* Your task
Update the data starting at the beginning and ending at the line containing "909, 202, 932]": give those lines again with "EC high ambition Scenario" changed to "EC ambitious scenario" and nothing else altered.

* Records for this exercise
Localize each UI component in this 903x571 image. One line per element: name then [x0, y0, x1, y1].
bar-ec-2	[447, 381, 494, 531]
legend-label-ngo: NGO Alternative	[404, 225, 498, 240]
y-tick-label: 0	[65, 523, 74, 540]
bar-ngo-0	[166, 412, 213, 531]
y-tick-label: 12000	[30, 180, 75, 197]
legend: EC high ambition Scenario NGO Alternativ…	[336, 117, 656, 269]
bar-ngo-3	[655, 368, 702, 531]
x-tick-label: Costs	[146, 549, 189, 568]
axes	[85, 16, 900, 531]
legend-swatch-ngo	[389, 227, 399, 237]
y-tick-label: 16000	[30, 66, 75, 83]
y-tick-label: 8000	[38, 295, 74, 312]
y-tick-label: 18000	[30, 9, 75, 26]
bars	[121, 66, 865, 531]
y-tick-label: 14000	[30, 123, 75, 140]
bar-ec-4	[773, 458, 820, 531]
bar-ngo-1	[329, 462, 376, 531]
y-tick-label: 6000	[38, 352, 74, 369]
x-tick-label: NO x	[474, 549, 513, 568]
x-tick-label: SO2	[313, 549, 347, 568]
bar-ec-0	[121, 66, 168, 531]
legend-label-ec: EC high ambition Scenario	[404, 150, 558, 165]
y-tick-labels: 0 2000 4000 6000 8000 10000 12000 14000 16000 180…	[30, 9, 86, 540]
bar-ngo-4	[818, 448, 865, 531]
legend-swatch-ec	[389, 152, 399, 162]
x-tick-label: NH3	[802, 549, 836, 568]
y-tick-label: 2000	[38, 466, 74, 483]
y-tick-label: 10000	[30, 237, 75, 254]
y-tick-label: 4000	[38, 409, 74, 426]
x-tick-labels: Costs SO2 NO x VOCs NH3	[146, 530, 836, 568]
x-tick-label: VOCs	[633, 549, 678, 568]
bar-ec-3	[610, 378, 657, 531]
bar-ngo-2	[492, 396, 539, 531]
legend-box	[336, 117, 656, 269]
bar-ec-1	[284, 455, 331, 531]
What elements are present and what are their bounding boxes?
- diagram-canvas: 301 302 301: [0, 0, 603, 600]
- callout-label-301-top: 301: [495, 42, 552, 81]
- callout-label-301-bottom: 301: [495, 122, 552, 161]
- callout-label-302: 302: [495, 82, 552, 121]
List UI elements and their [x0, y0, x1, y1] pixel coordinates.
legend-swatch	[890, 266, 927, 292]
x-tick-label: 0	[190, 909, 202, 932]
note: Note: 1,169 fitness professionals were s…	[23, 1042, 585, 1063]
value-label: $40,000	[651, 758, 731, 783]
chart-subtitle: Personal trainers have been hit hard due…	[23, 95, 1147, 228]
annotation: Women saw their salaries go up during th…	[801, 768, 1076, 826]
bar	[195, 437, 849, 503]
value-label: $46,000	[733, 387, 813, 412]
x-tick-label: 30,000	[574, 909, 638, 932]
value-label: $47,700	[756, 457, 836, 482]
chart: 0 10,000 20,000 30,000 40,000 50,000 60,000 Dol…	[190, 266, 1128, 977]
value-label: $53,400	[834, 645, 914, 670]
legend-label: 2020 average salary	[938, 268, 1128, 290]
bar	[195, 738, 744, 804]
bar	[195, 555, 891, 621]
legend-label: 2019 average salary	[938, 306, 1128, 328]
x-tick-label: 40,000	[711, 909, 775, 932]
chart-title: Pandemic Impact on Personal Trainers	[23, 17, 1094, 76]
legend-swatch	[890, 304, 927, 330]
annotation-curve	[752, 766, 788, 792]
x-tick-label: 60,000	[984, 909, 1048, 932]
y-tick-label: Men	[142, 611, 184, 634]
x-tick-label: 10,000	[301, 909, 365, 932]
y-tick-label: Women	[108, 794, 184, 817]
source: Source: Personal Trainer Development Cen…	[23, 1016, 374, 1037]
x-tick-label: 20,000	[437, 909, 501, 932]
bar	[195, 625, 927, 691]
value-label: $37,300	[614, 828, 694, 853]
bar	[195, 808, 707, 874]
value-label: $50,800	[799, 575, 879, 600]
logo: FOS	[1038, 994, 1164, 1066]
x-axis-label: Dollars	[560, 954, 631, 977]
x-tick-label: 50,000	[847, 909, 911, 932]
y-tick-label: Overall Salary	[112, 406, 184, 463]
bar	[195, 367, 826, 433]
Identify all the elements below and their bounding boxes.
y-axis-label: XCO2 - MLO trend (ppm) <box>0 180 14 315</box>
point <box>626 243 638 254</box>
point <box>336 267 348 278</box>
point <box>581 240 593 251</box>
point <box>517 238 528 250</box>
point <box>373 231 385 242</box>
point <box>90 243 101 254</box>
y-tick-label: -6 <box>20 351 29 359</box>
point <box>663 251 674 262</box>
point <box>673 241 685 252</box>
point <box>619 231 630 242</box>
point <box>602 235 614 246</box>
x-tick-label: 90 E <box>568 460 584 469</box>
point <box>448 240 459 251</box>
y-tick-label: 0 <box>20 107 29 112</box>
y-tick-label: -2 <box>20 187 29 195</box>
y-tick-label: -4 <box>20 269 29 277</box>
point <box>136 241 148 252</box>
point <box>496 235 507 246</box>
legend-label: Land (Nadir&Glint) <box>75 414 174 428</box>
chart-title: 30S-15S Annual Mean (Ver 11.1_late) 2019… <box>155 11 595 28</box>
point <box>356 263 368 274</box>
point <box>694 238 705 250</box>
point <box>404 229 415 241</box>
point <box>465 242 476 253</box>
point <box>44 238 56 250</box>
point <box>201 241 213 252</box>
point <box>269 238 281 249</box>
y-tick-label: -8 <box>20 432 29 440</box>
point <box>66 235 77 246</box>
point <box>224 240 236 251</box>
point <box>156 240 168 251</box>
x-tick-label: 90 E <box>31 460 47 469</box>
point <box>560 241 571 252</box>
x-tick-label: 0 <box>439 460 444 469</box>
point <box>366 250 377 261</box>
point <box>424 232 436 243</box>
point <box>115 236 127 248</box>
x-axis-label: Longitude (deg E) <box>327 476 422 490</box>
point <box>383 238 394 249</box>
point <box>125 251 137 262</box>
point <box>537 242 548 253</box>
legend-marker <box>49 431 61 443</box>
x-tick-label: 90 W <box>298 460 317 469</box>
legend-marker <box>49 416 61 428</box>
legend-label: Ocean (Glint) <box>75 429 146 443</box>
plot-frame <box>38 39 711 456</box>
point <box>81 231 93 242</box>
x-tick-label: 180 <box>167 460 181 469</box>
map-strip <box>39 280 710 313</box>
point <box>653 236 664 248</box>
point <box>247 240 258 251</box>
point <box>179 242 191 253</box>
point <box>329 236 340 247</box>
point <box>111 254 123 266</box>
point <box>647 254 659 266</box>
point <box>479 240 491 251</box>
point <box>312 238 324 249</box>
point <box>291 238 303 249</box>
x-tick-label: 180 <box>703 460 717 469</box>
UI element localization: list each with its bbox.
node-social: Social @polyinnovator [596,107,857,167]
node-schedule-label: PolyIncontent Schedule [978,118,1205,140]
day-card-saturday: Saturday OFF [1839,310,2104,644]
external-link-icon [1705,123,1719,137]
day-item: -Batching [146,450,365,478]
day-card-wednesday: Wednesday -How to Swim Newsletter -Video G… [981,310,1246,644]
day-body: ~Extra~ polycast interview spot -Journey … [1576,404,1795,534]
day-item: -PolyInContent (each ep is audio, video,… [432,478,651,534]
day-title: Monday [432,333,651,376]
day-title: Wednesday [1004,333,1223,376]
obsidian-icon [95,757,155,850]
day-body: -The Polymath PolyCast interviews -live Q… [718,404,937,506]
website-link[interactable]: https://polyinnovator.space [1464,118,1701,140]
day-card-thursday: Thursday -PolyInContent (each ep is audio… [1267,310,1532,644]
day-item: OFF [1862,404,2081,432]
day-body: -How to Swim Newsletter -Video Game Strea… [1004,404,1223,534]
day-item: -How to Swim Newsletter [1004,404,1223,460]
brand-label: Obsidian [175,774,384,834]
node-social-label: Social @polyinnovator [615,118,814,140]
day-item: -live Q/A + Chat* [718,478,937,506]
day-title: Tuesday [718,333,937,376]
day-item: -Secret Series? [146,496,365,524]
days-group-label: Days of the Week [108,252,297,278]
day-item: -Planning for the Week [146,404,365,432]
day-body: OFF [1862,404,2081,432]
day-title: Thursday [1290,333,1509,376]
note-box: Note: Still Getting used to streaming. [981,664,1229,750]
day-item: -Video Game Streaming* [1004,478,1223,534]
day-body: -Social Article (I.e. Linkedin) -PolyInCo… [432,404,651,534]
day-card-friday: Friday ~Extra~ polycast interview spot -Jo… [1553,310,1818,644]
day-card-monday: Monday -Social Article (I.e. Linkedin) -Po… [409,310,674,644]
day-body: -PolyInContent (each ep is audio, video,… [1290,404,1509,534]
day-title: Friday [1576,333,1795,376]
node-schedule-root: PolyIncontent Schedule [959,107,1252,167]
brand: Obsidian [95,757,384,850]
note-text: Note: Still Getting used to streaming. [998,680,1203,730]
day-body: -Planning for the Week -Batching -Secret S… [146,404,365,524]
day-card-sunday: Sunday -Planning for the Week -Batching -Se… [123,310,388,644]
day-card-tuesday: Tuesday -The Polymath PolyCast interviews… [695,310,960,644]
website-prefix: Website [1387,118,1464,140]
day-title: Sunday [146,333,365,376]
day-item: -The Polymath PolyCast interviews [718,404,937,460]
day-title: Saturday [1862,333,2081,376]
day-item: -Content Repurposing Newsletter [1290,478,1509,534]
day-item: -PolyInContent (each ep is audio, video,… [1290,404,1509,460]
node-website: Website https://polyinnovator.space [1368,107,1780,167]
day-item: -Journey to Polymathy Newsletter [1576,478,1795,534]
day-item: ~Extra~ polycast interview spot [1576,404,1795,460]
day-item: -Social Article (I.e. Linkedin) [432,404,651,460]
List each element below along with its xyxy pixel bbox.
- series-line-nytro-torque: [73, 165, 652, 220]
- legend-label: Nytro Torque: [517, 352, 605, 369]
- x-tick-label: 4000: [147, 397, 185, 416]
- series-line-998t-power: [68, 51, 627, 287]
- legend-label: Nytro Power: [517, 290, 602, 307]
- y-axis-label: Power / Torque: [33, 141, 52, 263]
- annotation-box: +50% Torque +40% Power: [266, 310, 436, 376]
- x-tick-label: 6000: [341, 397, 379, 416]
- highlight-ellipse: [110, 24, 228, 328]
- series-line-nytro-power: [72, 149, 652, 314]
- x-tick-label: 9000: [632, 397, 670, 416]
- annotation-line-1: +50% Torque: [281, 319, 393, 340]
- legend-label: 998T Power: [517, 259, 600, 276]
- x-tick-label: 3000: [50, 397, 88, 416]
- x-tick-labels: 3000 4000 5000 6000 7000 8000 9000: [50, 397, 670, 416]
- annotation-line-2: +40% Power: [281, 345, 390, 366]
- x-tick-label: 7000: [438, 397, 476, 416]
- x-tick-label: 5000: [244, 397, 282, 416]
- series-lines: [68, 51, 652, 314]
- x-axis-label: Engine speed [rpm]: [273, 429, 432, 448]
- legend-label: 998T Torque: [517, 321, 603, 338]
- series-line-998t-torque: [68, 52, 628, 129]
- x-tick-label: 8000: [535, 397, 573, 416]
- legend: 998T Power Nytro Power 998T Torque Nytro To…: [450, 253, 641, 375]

* Exercise output
Localize each UI component in this 903x571 image. One line per element: name then [x0, y0, x1, y1].
bar-ec-2	[447, 381, 494, 531]
legend-label-ngo: NGO Alternative	[404, 225, 498, 240]
y-tick-label: 0	[65, 523, 74, 540]
bar-ngo-0	[166, 412, 213, 531]
y-tick-label: 12000	[30, 180, 75, 197]
legend: EC ambitious scenario NGO Alternativ…	[336, 117, 656, 269]
bar-ngo-3	[655, 368, 702, 531]
x-tick-label: Costs	[146, 549, 189, 568]
axes	[85, 16, 900, 531]
legend-swatch-ngo	[389, 227, 399, 237]
y-tick-label: 16000	[30, 66, 75, 83]
y-tick-label: 8000	[38, 295, 74, 312]
y-tick-label: 18000	[30, 9, 75, 26]
bars	[121, 66, 865, 531]
y-tick-label: 14000	[30, 123, 75, 140]
bar-ec-4	[773, 458, 820, 531]
bar-ngo-1	[329, 462, 376, 531]
y-tick-label: 6000	[38, 352, 74, 369]
x-tick-label: NO x	[474, 549, 513, 568]
x-tick-label: SO2	[313, 549, 347, 568]
bar-ec-0	[121, 66, 168, 531]
legend-label-ec: EC ambitious scenario	[404, 150, 558, 165]
y-tick-labels: 0 2000 4000 6000 8000 10000 12000 14000 16000 180…	[30, 9, 86, 540]
bar-ngo-4	[818, 448, 865, 531]
legend-swatch-ec	[389, 152, 399, 162]
x-tick-label: NH3	[802, 549, 836, 568]
y-tick-label: 2000	[38, 466, 74, 483]
y-tick-label: 10000	[30, 237, 75, 254]
y-tick-label: 4000	[38, 409, 74, 426]
x-tick-labels: Costs SO2 NO x VOCs NH3	[146, 530, 836, 568]
x-tick-label: VOCs	[633, 549, 678, 568]
bar-ec-3	[610, 378, 657, 531]
bar-ngo-2	[492, 396, 539, 531]
legend-box	[336, 117, 656, 269]
bar-ec-1	[284, 455, 331, 531]
What elements are present and what are their bounding boxes?
- diagram-canvas: 301 302 301: [0, 0, 603, 600]
- callout-label-301-top: 301: [495, 42, 552, 81]
- callout-label-301-bottom: 301: [495, 122, 552, 161]
- callout-label-302: 302: [495, 82, 552, 121]
List UI elements and their [x0, y0, x1, y1] pixel coordinates.
legend-swatch	[890, 266, 927, 292]
x-tick-label: 0	[190, 909, 202, 932]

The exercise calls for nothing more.